From the listing below, extract every line containing "blood".
— START OF Data listing —
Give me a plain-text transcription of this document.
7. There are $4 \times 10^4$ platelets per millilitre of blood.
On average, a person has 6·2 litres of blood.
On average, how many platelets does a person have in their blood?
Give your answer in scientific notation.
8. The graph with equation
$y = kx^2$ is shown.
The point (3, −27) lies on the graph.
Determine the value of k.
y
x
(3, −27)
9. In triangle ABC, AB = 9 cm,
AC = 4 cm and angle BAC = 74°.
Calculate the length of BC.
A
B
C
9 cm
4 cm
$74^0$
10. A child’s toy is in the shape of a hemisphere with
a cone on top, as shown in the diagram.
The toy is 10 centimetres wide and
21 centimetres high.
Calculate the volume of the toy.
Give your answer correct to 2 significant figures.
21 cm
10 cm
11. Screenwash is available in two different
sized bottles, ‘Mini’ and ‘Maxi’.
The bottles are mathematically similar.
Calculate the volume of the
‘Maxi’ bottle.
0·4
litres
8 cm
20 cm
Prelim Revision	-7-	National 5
— END OF Data listing —
[Answer to this exercise]:
7. There are $4 \times 10^4$ platelets per millilitre of blood.
On average, a person has 6·2 litres of blood.
On average, how many platelets does a person have in their blood?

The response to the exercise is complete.